WHAT YOU HAVE TO DO
Spot each line that carries the word "corrents"; copy those lines.

DATA ROWS
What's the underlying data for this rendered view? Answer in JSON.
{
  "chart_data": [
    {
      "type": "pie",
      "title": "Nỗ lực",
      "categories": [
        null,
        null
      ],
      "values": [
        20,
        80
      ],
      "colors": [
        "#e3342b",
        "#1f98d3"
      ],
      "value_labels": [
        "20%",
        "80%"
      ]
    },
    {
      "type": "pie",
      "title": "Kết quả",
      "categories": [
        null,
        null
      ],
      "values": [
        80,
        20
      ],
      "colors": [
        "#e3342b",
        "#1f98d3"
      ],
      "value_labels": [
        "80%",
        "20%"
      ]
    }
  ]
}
...
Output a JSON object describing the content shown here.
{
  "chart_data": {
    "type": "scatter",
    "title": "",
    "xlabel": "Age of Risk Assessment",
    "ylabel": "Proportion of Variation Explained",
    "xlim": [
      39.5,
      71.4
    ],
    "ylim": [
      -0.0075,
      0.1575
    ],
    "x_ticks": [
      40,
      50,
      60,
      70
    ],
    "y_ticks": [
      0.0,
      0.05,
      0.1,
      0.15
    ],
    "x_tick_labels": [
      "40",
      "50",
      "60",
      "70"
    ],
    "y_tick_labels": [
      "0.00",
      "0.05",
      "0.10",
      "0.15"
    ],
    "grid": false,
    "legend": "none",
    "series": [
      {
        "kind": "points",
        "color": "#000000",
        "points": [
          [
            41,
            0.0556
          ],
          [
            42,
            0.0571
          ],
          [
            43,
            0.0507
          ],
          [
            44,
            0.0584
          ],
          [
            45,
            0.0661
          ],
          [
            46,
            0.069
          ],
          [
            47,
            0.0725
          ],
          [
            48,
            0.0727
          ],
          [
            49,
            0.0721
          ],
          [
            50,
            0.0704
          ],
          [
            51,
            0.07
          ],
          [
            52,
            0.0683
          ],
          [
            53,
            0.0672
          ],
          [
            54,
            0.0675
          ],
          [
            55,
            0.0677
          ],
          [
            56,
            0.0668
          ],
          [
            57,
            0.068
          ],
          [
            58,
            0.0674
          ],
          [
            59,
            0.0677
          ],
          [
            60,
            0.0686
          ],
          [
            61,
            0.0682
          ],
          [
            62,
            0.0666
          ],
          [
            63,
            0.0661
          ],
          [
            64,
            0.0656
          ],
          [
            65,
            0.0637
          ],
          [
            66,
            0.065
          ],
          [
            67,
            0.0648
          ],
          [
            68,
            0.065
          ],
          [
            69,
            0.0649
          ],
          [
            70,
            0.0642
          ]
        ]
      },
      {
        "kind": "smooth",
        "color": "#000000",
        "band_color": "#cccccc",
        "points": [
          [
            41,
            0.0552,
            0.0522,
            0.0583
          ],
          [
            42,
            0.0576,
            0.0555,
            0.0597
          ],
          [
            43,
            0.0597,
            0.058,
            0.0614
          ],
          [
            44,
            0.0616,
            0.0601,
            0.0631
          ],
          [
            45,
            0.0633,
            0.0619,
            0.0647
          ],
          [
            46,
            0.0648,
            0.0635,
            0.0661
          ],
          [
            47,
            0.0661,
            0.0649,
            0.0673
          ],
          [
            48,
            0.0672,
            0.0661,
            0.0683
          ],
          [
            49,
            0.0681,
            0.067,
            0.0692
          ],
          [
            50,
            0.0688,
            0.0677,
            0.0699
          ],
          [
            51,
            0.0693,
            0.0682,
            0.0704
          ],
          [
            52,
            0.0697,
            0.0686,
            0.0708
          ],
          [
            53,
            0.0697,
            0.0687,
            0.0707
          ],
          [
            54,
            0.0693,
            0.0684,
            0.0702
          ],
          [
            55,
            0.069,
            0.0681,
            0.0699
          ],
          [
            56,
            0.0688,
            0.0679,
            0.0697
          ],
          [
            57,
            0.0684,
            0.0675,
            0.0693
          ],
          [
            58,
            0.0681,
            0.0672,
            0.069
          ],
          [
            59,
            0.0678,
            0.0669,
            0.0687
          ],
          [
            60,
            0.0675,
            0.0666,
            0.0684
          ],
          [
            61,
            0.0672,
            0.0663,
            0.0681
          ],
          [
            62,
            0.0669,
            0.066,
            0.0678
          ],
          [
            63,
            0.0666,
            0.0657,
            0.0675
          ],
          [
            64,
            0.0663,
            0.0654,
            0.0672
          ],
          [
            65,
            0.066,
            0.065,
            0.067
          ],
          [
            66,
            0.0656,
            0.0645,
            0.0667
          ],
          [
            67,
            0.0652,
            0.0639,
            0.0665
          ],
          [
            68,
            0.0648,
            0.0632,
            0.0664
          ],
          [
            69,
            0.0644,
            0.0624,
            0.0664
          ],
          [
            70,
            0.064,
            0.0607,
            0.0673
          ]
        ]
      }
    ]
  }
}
==
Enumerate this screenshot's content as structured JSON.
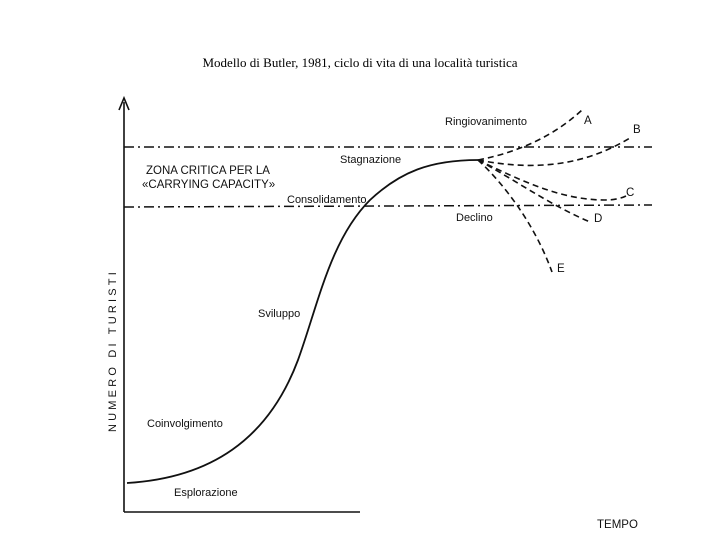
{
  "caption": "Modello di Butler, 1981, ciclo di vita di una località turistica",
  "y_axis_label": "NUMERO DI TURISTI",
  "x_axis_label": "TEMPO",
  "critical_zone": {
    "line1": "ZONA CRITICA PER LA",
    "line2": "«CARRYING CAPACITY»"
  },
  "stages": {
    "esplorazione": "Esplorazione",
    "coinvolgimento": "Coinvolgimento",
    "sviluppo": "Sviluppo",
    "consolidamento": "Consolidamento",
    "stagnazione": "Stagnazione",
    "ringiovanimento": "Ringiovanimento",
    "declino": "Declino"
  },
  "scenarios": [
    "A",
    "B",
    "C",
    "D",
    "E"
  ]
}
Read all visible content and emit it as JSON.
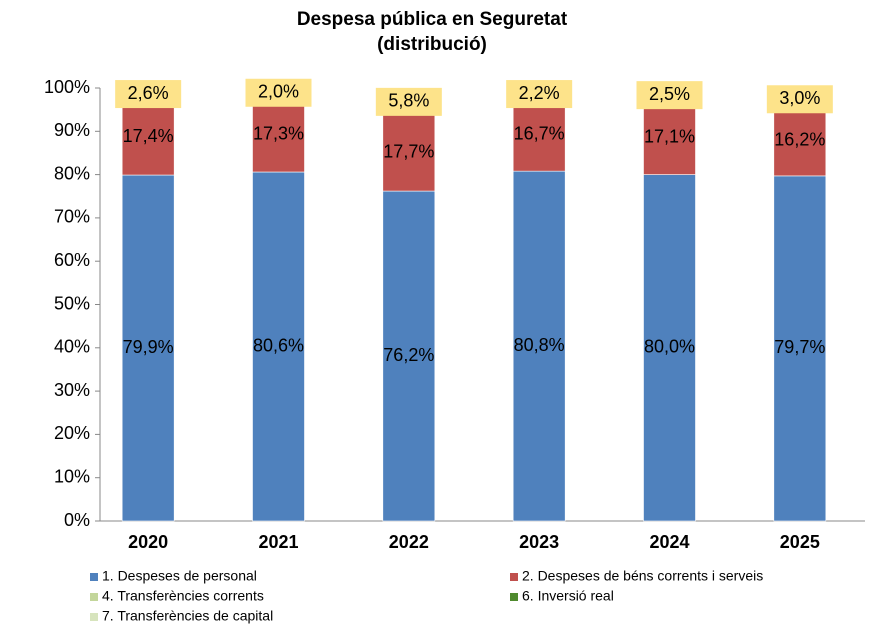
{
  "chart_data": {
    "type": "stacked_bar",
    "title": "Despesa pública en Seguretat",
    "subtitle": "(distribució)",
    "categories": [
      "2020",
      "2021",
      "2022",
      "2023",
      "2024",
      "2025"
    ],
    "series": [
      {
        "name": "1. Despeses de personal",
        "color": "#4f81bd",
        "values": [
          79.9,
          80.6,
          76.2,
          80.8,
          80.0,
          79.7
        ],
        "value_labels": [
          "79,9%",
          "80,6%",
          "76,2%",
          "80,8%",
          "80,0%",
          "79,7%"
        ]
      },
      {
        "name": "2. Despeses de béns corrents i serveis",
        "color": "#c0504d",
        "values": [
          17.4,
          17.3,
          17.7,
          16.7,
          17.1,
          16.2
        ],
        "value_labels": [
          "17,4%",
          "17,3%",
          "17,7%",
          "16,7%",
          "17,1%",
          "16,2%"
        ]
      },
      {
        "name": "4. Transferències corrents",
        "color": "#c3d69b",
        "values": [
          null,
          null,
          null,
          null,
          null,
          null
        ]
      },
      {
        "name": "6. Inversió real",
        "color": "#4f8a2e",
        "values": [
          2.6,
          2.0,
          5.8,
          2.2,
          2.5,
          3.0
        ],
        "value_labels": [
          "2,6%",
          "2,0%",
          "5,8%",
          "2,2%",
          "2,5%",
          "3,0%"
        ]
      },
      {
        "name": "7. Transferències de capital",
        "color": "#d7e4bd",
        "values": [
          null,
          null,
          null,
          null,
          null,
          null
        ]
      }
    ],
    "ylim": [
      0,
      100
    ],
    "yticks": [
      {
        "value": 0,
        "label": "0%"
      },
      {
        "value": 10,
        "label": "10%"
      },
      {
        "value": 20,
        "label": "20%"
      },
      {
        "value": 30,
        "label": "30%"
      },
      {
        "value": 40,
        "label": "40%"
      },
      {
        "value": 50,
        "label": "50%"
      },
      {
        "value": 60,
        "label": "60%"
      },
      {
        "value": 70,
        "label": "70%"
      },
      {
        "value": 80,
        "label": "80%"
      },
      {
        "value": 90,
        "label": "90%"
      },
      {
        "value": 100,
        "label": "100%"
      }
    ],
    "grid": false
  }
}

SOLUTION TO THE PROBLEM
        "name": "2. Despeses de béns corrents i serveis",
        "name": "4. Transferències corrents",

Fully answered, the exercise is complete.